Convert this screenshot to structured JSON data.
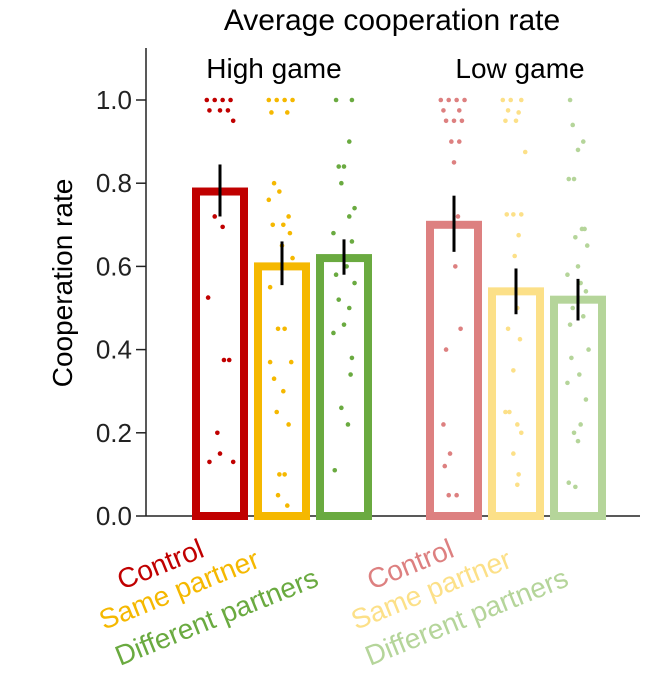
{
  "chart_data": {
    "type": "bar",
    "title": "Average cooperation rate",
    "ylabel": "Cooperation rate",
    "xlabel": "",
    "ylim": [
      0,
      1.1
    ],
    "yticks": [
      "0.0",
      "0.2",
      "0.4",
      "0.6",
      "0.8",
      "1.0"
    ],
    "grid": false,
    "groups": [
      {
        "label": "High game",
        "bars": [
          {
            "category": "Control",
            "color": "#c00000",
            "value": 0.78,
            "err_low": 0.72,
            "err_high": 0.845,
            "points": [
              {
                "x": -0.5,
                "y": 1.0
              },
              {
                "x": -0.2,
                "y": 1.0
              },
              {
                "x": 0.1,
                "y": 1.0
              },
              {
                "x": 0.4,
                "y": 1.0
              },
              {
                "x": -0.4,
                "y": 0.975
              },
              {
                "x": 0.0,
                "y": 0.975
              },
              {
                "x": 0.3,
                "y": 0.975
              },
              {
                "x": 0.5,
                "y": 0.95
              },
              {
                "x": -0.2,
                "y": 0.72
              },
              {
                "x": 0.1,
                "y": 0.695
              },
              {
                "x": -0.45,
                "y": 0.525
              },
              {
                "x": 0.15,
                "y": 0.375
              },
              {
                "x": 0.35,
                "y": 0.375
              },
              {
                "x": -0.1,
                "y": 0.2
              },
              {
                "x": -0.4,
                "y": 0.13
              },
              {
                "x": 0.0,
                "y": 0.15
              },
              {
                "x": 0.5,
                "y": 0.13
              }
            ]
          },
          {
            "category": "Same partner",
            "color": "#f5b800",
            "value": 0.6,
            "err_low": 0.555,
            "err_high": 0.66,
            "points": [
              {
                "x": -0.5,
                "y": 1.0
              },
              {
                "x": -0.2,
                "y": 1.0
              },
              {
                "x": 0.1,
                "y": 1.0
              },
              {
                "x": 0.4,
                "y": 1.0
              },
              {
                "x": -0.4,
                "y": 0.97
              },
              {
                "x": 0.2,
                "y": 0.97
              },
              {
                "x": -0.3,
                "y": 0.8
              },
              {
                "x": -0.1,
                "y": 0.78
              },
              {
                "x": -0.5,
                "y": 0.76
              },
              {
                "x": 0.25,
                "y": 0.72
              },
              {
                "x": -0.35,
                "y": 0.7
              },
              {
                "x": 0.05,
                "y": 0.7
              },
              {
                "x": 0.3,
                "y": 0.68
              },
              {
                "x": 0.0,
                "y": 0.65
              },
              {
                "x": 0.4,
                "y": 0.62
              },
              {
                "x": -0.45,
                "y": 0.55
              },
              {
                "x": -0.15,
                "y": 0.45
              },
              {
                "x": 0.1,
                "y": 0.45
              },
              {
                "x": -0.45,
                "y": 0.37
              },
              {
                "x": 0.35,
                "y": 0.37
              },
              {
                "x": -0.3,
                "y": 0.33
              },
              {
                "x": 0.05,
                "y": 0.3
              },
              {
                "x": -0.2,
                "y": 0.25
              },
              {
                "x": 0.25,
                "y": 0.22
              },
              {
                "x": -0.1,
                "y": 0.1
              },
              {
                "x": 0.1,
                "y": 0.1
              },
              {
                "x": -0.15,
                "y": 0.05
              },
              {
                "x": 0.2,
                "y": 0.025
              }
            ]
          },
          {
            "category": "Different partners",
            "color": "#6aaa40",
            "value": 0.62,
            "err_low": 0.58,
            "err_high": 0.665,
            "points": [
              {
                "x": -0.3,
                "y": 1.0
              },
              {
                "x": 0.3,
                "y": 1.0
              },
              {
                "x": 0.2,
                "y": 0.9
              },
              {
                "x": -0.2,
                "y": 0.84
              },
              {
                "x": 0.0,
                "y": 0.84
              },
              {
                "x": -0.1,
                "y": 0.8
              },
              {
                "x": 0.4,
                "y": 0.74
              },
              {
                "x": 0.2,
                "y": 0.72
              },
              {
                "x": -0.4,
                "y": 0.68
              },
              {
                "x": 0.3,
                "y": 0.66
              },
              {
                "x": -0.1,
                "y": 0.62
              },
              {
                "x": 0.1,
                "y": 0.6
              },
              {
                "x": -0.3,
                "y": 0.58
              },
              {
                "x": 0.4,
                "y": 0.56
              },
              {
                "x": -0.2,
                "y": 0.52
              },
              {
                "x": 0.2,
                "y": 0.5
              },
              {
                "x": 0.0,
                "y": 0.46
              },
              {
                "x": -0.4,
                "y": 0.44
              },
              {
                "x": 0.3,
                "y": 0.38
              },
              {
                "x": 0.25,
                "y": 0.34
              },
              {
                "x": -0.1,
                "y": 0.26
              },
              {
                "x": 0.15,
                "y": 0.22
              },
              {
                "x": -0.35,
                "y": 0.11
              }
            ]
          }
        ]
      },
      {
        "label": "Low game",
        "bars": [
          {
            "category": "Control",
            "color": "#dd8080",
            "value": 0.7,
            "err_low": 0.635,
            "err_high": 0.77,
            "points": [
              {
                "x": -0.5,
                "y": 1.0
              },
              {
                "x": -0.2,
                "y": 1.0
              },
              {
                "x": 0.1,
                "y": 1.0
              },
              {
                "x": 0.4,
                "y": 1.0
              },
              {
                "x": -0.4,
                "y": 0.975
              },
              {
                "x": 0.2,
                "y": 0.975
              },
              {
                "x": -0.3,
                "y": 0.95
              },
              {
                "x": 0.0,
                "y": 0.95
              },
              {
                "x": 0.3,
                "y": 0.95
              },
              {
                "x": -0.1,
                "y": 0.9
              },
              {
                "x": 0.2,
                "y": 0.9
              },
              {
                "x": 0.0,
                "y": 0.85
              },
              {
                "x": 0.15,
                "y": 0.72
              },
              {
                "x": -0.3,
                "y": 0.7
              },
              {
                "x": 0.05,
                "y": 0.6
              },
              {
                "x": 0.25,
                "y": 0.45
              },
              {
                "x": -0.3,
                "y": 0.4
              },
              {
                "x": -0.4,
                "y": 0.22
              },
              {
                "x": -0.15,
                "y": 0.15
              },
              {
                "x": -0.35,
                "y": 0.12
              },
              {
                "x": -0.2,
                "y": 0.05
              },
              {
                "x": 0.1,
                "y": 0.05
              }
            ]
          },
          {
            "category": "Same partner",
            "color": "#fce088",
            "value": 0.54,
            "err_low": 0.485,
            "err_high": 0.595,
            "points": [
              {
                "x": -0.5,
                "y": 1.0
              },
              {
                "x": -0.2,
                "y": 1.0
              },
              {
                "x": 0.2,
                "y": 1.0
              },
              {
                "x": -0.3,
                "y": 0.975
              },
              {
                "x": 0.1,
                "y": 0.97
              },
              {
                "x": -0.4,
                "y": 0.95
              },
              {
                "x": 0.0,
                "y": 0.95
              },
              {
                "x": 0.35,
                "y": 0.875
              },
              {
                "x": -0.35,
                "y": 0.725
              },
              {
                "x": -0.1,
                "y": 0.725
              },
              {
                "x": 0.2,
                "y": 0.725
              },
              {
                "x": 0.1,
                "y": 0.675
              },
              {
                "x": -0.05,
                "y": 0.625
              },
              {
                "x": 0.05,
                "y": 0.5
              },
              {
                "x": -0.3,
                "y": 0.45
              },
              {
                "x": 0.15,
                "y": 0.425
              },
              {
                "x": -0.1,
                "y": 0.35
              },
              {
                "x": -0.4,
                "y": 0.25
              },
              {
                "x": -0.25,
                "y": 0.25
              },
              {
                "x": 0.05,
                "y": 0.22
              },
              {
                "x": 0.2,
                "y": 0.2
              },
              {
                "x": -0.1,
                "y": 0.15
              },
              {
                "x": 0.1,
                "y": 0.1
              },
              {
                "x": 0.05,
                "y": 0.075
              }
            ]
          },
          {
            "category": "Different partners",
            "color": "#b5d59a",
            "value": 0.52,
            "err_low": 0.47,
            "err_high": 0.57,
            "points": [
              {
                "x": -0.3,
                "y": 1.0
              },
              {
                "x": -0.2,
                "y": 0.94
              },
              {
                "x": 0.2,
                "y": 0.9
              },
              {
                "x": 0.0,
                "y": 0.88
              },
              {
                "x": -0.35,
                "y": 0.81
              },
              {
                "x": -0.15,
                "y": 0.81
              },
              {
                "x": 0.15,
                "y": 0.69
              },
              {
                "x": 0.25,
                "y": 0.69
              },
              {
                "x": -0.1,
                "y": 0.67
              },
              {
                "x": 0.35,
                "y": 0.65
              },
              {
                "x": 0.0,
                "y": 0.6
              },
              {
                "x": -0.4,
                "y": 0.58
              },
              {
                "x": 0.1,
                "y": 0.56
              },
              {
                "x": 0.3,
                "y": 0.54
              },
              {
                "x": -0.2,
                "y": 0.5
              },
              {
                "x": 0.2,
                "y": 0.48
              },
              {
                "x": -0.3,
                "y": 0.46
              },
              {
                "x": 0.4,
                "y": 0.4
              },
              {
                "x": -0.25,
                "y": 0.38
              },
              {
                "x": 0.05,
                "y": 0.34
              },
              {
                "x": -0.4,
                "y": 0.32
              },
              {
                "x": 0.3,
                "y": 0.28
              },
              {
                "x": 0.1,
                "y": 0.22
              },
              {
                "x": -0.15,
                "y": 0.2
              },
              {
                "x": 0.0,
                "y": 0.18
              },
              {
                "x": -0.35,
                "y": 0.08
              },
              {
                "x": -0.1,
                "y": 0.07
              }
            ]
          }
        ]
      }
    ]
  }
}
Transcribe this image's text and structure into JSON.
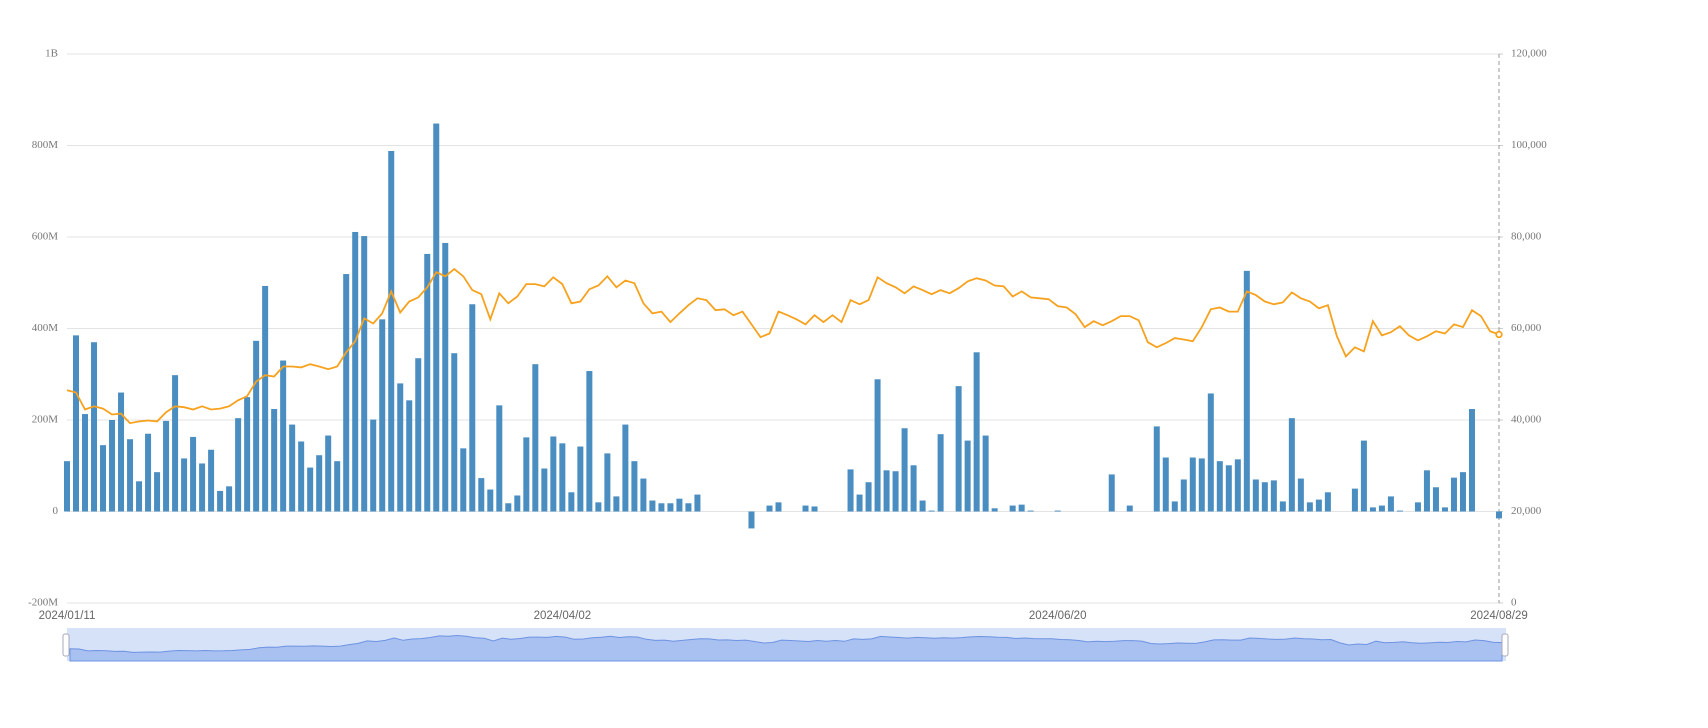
{
  "chart_data": {
    "type": "bar",
    "categories": [
      "2024/01/11",
      null,
      null,
      null,
      null,
      null,
      null,
      null,
      null,
      null,
      null,
      null,
      null,
      null,
      null,
      null,
      null,
      null,
      null,
      null,
      null,
      null,
      null,
      null,
      null,
      null,
      null,
      null,
      null,
      null,
      null,
      null,
      null,
      null,
      null,
      null,
      null,
      null,
      null,
      null,
      null,
      null,
      null,
      null,
      null,
      null,
      null,
      null,
      null,
      null,
      null,
      null,
      null,
      null,
      null,
      "2024/04/02",
      null,
      null,
      null,
      null,
      null,
      null,
      null,
      null,
      null,
      null,
      null,
      null,
      null,
      null,
      null,
      null,
      null,
      null,
      null,
      null,
      null,
      null,
      null,
      null,
      null,
      null,
      null,
      null,
      null,
      null,
      null,
      null,
      null,
      null,
      null,
      null,
      null,
      null,
      null,
      null,
      null,
      null,
      null,
      null,
      null,
      null,
      null,
      null,
      null,
      null,
      null,
      null,
      null,
      null,
      "2024/06/20",
      null,
      null,
      null,
      null,
      null,
      null,
      null,
      null,
      null,
      null,
      null,
      null,
      null,
      null,
      null,
      null,
      null,
      null,
      null,
      null,
      null,
      null,
      null,
      null,
      null,
      null,
      null,
      null,
      null,
      null,
      null,
      null,
      null,
      null,
      null,
      null,
      null,
      null,
      null,
      null,
      null,
      null,
      null,
      null,
      null,
      null,
      null,
      null,
      "2024/08/29"
    ],
    "series": [
      {
        "type": "bar",
        "color": "#4a8dc1",
        "values": [
          110,
          385,
          213,
          370,
          145,
          200,
          260,
          158,
          66,
          170,
          86,
          198,
          298,
          116,
          163,
          105,
          135,
          45,
          55,
          204,
          250,
          373,
          493,
          224,
          330,
          190,
          153,
          96,
          123,
          166,
          110,
          519,
          611,
          602,
          201,
          420,
          788,
          280,
          243,
          335,
          563,
          848,
          587,
          346,
          138,
          453,
          73,
          48,
          232,
          18,
          35,
          162,
          322,
          94,
          164,
          149,
          42,
          142,
          307,
          20,
          127,
          33,
          190,
          110,
          72,
          24,
          18,
          18,
          28,
          18,
          37,
          0,
          0,
          0,
          0,
          0,
          -37,
          0,
          13,
          20,
          0,
          0,
          13,
          11,
          0,
          0,
          0,
          92,
          37,
          64,
          289,
          90,
          88,
          182,
          101,
          24,
          2,
          169,
          0,
          274,
          155,
          348,
          166,
          7,
          0,
          13,
          15,
          2,
          0,
          0,
          2,
          0,
          0,
          0,
          0,
          0,
          81,
          0,
          13,
          0,
          0,
          186,
          118,
          22,
          70,
          118,
          116,
          258,
          110,
          101,
          114,
          526,
          70,
          64,
          68,
          22,
          204,
          72,
          20,
          26,
          42,
          0,
          0,
          50,
          155,
          9,
          13,
          33,
          2,
          0,
          20,
          90,
          53,
          9,
          74,
          86,
          224,
          0,
          0,
          -15
        ]
      },
      {
        "type": "line",
        "axis": "y2",
        "color": "#f7a21e",
        "values": [
          46500,
          46000,
          42300,
          43000,
          42500,
          41200,
          41400,
          39300,
          39700,
          39900,
          39700,
          41700,
          43000,
          42800,
          42300,
          43000,
          42300,
          42500,
          43000,
          44300,
          45200,
          48400,
          49800,
          49500,
          51700,
          51700,
          51500,
          52200,
          51700,
          51100,
          51700,
          54800,
          57200,
          62200,
          61100,
          63300,
          68100,
          63500,
          65900,
          66800,
          69000,
          72300,
          71400,
          73000,
          71400,
          68400,
          67500,
          62000,
          67700,
          65500,
          67000,
          69700,
          69700,
          69200,
          71200,
          69700,
          65500,
          65900,
          68600,
          69400,
          71400,
          69000,
          70500,
          69900,
          65500,
          63300,
          63700,
          61400,
          63300,
          65100,
          66600,
          66200,
          64000,
          64200,
          62900,
          63700,
          60900,
          58100,
          58900,
          63700,
          62900,
          62000,
          60900,
          62900,
          61400,
          62900,
          61400,
          66200,
          65300,
          66200,
          71200,
          69900,
          69000,
          67700,
          69200,
          68400,
          67500,
          68400,
          67700,
          68800,
          70300,
          71000,
          70500,
          69400,
          69200,
          67000,
          68100,
          66800,
          66600,
          66400,
          64900,
          64600,
          63100,
          60300,
          61600,
          60700,
          61600,
          62700,
          62700,
          61800,
          57000,
          55900,
          56800,
          57900,
          57600,
          57200,
          60300,
          64200,
          64600,
          63700,
          63700,
          68100,
          67300,
          65900,
          65300,
          65700,
          67900,
          66600,
          65900,
          64400,
          65100,
          58300,
          53900,
          55900,
          55000,
          61600,
          58500,
          59200,
          60500,
          58500,
          57400,
          58300,
          59400,
          58900,
          60900,
          60300,
          64000,
          62700,
          59400,
          58700
        ]
      }
    ],
    "ylim": [
      -200,
      1000
    ],
    "yticks": [
      {
        "value": -200,
        "label": "-200M"
      },
      0,
      {
        "value": 200,
        "label": "200M"
      },
      {
        "value": 400,
        "label": "400M"
      },
      {
        "value": 600,
        "label": "600M"
      },
      {
        "value": 800,
        "label": "800M"
      },
      {
        "value": 1000,
        "label": "1B"
      }
    ],
    "y2lim": [
      0,
      120000
    ],
    "y2ticks": [
      0,
      {
        "value": 20000,
        "label": "20,000"
      },
      {
        "value": 40000,
        "label": "40,000"
      },
      {
        "value": 60000,
        "label": "60,000"
      },
      {
        "value": 80000,
        "label": "80,000"
      },
      {
        "value": 100000,
        "label": "100,000"
      },
      {
        "value": 120000,
        "label": "120,000"
      }
    ],
    "grid": true
  }
}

- _Exercise description_: For the entries shown above, give the number of lines that include the word "rate", without any other text.

- _Problem solution_: 2